Identify every line in the records below that contains the word "ConfigurableListableBeanFactory", and copy each of those lines.

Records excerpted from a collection
····················

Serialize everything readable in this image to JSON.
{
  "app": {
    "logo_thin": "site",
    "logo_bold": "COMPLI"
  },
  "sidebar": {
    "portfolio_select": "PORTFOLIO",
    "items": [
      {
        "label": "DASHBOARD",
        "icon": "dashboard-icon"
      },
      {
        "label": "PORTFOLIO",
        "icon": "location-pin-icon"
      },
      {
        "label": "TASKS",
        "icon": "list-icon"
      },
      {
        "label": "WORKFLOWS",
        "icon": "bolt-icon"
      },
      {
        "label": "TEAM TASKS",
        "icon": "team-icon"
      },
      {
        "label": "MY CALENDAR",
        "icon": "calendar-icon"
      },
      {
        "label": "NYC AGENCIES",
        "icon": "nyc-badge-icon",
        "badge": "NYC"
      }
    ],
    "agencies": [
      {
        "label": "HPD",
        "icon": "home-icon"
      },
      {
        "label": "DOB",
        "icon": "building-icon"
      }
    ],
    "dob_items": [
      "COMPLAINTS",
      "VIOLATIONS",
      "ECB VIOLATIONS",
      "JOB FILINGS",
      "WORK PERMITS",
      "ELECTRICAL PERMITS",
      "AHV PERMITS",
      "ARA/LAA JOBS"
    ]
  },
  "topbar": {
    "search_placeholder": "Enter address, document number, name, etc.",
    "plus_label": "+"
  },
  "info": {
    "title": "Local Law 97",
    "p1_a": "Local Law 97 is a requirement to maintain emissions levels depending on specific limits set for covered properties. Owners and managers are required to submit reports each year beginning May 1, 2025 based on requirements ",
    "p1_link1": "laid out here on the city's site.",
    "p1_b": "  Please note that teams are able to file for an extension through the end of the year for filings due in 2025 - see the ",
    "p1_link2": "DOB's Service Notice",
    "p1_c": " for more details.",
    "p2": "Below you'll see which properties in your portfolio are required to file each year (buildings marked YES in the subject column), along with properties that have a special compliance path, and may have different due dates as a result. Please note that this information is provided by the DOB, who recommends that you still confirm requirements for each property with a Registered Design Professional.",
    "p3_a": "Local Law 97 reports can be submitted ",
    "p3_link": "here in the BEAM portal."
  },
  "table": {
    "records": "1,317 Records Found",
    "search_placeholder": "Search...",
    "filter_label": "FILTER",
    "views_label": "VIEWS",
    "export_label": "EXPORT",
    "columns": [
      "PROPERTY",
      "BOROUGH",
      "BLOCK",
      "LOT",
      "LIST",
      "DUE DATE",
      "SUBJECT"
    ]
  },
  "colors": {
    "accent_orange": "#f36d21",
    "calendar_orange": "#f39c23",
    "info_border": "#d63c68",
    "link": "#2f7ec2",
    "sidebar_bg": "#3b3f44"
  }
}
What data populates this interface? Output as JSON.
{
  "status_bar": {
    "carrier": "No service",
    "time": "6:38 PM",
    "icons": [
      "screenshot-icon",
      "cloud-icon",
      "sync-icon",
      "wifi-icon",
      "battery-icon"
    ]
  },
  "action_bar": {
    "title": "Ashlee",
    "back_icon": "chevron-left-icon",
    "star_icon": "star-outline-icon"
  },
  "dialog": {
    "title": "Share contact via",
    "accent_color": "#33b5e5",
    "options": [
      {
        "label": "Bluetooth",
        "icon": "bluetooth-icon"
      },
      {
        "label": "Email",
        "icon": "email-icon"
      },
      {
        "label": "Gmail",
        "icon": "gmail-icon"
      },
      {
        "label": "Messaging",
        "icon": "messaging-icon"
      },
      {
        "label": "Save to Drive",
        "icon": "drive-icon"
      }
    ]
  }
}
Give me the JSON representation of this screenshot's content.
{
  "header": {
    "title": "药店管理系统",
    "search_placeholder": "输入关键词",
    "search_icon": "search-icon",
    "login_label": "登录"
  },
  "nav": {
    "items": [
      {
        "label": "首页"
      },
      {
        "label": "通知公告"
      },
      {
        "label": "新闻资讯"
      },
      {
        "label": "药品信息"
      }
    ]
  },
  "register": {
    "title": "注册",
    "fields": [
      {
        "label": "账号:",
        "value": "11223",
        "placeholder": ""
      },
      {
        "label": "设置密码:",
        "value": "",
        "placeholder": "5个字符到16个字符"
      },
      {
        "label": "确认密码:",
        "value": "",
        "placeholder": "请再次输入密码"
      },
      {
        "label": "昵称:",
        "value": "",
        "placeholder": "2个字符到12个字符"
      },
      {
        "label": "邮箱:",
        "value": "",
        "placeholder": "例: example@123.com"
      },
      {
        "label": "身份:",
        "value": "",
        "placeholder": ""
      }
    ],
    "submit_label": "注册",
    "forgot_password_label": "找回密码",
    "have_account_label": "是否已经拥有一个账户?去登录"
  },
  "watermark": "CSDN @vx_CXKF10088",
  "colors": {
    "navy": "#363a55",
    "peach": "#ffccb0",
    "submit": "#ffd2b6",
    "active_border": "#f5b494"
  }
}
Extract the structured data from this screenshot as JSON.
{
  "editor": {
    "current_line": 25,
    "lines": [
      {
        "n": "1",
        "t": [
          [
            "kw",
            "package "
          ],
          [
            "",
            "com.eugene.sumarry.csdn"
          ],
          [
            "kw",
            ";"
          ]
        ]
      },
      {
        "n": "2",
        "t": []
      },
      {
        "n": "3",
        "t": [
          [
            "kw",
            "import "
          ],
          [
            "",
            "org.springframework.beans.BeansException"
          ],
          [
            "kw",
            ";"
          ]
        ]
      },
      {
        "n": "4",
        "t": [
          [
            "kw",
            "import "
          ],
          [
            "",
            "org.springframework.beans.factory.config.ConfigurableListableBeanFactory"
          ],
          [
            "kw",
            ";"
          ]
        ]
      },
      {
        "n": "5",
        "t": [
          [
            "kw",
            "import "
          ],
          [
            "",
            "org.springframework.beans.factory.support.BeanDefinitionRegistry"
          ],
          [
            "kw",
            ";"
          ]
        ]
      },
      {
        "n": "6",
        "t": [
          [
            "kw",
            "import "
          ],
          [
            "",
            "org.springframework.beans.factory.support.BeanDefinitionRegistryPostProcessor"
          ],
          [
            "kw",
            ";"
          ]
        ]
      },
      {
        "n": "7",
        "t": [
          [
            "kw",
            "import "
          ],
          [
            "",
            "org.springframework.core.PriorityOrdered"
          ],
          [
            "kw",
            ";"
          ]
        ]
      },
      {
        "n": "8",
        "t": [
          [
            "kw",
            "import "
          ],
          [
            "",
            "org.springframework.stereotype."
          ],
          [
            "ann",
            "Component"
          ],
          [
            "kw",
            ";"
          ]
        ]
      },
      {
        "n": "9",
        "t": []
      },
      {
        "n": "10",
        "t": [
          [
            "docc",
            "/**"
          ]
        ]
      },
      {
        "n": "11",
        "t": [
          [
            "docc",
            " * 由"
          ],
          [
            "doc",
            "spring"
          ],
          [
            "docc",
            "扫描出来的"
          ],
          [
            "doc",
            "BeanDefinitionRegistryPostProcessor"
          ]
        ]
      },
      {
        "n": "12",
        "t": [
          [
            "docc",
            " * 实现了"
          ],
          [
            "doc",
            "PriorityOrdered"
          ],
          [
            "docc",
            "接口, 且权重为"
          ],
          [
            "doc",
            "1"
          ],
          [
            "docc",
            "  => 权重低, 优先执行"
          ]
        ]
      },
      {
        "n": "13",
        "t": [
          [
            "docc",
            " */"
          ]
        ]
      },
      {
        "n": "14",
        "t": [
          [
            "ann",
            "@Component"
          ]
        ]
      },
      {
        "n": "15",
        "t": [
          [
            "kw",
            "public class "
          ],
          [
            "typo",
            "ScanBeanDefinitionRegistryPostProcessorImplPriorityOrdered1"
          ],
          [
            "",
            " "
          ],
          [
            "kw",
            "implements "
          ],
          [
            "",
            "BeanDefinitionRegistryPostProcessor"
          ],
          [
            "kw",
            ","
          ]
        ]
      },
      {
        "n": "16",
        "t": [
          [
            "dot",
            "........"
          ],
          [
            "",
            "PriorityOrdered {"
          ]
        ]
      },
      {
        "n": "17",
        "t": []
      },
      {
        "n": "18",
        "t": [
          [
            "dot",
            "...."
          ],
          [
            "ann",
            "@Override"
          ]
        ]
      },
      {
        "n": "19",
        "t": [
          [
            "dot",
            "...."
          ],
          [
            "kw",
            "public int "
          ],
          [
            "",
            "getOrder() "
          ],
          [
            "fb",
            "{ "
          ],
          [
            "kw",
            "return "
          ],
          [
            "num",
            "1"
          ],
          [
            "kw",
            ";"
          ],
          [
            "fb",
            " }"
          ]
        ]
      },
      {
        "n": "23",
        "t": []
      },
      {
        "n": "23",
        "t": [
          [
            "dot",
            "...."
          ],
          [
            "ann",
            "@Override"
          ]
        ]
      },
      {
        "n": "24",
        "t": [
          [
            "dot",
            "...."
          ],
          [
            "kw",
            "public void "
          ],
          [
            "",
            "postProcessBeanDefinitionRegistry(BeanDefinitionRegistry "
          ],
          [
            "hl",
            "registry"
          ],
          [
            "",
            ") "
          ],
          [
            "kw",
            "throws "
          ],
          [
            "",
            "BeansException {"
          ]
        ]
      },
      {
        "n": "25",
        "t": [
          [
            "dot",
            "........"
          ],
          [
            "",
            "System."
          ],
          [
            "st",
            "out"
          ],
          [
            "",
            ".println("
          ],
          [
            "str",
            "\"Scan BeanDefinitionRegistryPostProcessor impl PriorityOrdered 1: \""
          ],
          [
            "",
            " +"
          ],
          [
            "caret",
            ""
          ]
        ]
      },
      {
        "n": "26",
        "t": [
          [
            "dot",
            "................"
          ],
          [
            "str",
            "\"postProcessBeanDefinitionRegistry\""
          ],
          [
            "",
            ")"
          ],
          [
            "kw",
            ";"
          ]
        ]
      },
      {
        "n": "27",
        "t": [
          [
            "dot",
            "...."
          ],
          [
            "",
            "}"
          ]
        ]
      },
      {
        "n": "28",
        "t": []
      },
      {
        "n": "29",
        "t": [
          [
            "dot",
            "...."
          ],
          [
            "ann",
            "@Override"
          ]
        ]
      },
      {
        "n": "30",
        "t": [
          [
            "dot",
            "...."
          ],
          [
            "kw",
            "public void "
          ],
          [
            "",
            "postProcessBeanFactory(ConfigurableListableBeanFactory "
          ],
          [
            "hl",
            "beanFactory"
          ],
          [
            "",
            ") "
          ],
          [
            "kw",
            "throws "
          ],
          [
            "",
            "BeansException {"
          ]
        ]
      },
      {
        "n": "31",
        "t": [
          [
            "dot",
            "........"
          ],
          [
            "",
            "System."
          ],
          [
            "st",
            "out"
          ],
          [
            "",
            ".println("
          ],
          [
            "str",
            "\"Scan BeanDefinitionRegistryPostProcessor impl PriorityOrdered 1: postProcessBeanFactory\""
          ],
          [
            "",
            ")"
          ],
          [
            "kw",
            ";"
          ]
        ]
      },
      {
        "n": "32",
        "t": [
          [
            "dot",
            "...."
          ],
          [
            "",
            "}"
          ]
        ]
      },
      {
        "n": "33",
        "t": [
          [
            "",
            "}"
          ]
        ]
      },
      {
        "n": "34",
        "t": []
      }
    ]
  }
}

····················

The response:
            "org.springframework.beans.factory.config.ConfigurableListableBeanFactory"
            "postProcessBeanFactory(ConfigurableListableBeanFactory "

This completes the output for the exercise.